-- Begin Provided data --

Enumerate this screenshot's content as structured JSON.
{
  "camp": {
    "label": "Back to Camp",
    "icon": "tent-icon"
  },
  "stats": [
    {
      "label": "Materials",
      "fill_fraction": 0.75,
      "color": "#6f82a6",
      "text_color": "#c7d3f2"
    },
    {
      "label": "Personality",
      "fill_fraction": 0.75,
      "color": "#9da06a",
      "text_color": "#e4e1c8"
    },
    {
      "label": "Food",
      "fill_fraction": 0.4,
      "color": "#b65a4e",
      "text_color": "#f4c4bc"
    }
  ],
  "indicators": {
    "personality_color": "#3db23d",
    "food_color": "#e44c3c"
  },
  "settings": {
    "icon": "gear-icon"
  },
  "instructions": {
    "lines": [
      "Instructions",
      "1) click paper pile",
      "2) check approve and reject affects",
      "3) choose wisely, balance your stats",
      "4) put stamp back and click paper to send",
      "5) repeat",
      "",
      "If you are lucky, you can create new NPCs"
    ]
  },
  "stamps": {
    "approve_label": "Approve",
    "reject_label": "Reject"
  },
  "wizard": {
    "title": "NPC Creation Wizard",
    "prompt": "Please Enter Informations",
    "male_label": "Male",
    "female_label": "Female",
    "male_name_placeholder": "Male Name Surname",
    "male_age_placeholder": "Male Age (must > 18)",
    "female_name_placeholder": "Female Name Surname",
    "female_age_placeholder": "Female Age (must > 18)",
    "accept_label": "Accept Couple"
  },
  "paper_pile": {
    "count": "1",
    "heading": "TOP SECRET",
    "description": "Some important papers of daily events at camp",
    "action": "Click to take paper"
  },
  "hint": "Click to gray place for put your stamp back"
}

-- End Provided data --

__Stated problem__
Write the material out exactly, with nothing left out.

__Solution to this problem__
Enumerate this screenshot's content as structured JSON.
{
  "camp": {
    "label": "Back to Camp",
    "icon": "tent-icon"
  },
  "stats": [
    {
      "label": "Materials",
      "fill_fraction": 0.75,
      "color": "#6f82a6",
      "text_color": "#c7d3f2"
    },
    {
      "label": "Personality",
      "fill_fraction": 0.75,
      "color": "#9da06a",
      "text_color": "#e4e1c8"
    },
    {
      "label": "Food",
      "fill_fraction": 0.4,
      "color": "#b65a4e",
      "text_color": "#f4c4bc"
    }
  ],
  "indicators": {
    "personality_color": "#3db23d",
    "food_color": "#e44c3c"
  },
  "settings": {
    "icon": "gear-icon"
  },
  "instructions": {
    "lines": [
      "Instructions",
      "1) click paper pile",
      "2) check approve and reject affects",
      "3) choose wisely, balance your stats",
      "4) put stamp back and click paper to send",
      "5) repeat",
      "",
      "If you are lucky, you can create new NPCs"
    ]
  },
  "stamps": {
    "approve_label": "Approve",
    "reject_label": "Reject"
  },
  "wizard": {
    "title": "NPC Creation Wizard",
    "prompt": "Please Enter Informations",
    "male_label": "Male",
    "female_label": "Female",
    "male_name_placeholder": "Male Name Surname",
    "male_age_placeholder": "Male Age (must > 18)",
    "female_name_placeholder": "Female Name Surname",
    "female_age_placeholder": "Female Age (must > 18)",
    "accept_label": "Accept Couple"
  },
  "paper_pile": {
    "count": "1",
    "heading": "TOP SECRET",
    "description": "Some important papers of daily events at camp",
    "action": "Click to take paper"
  },
  "hint": "Click to gray place for put your stamp back"
}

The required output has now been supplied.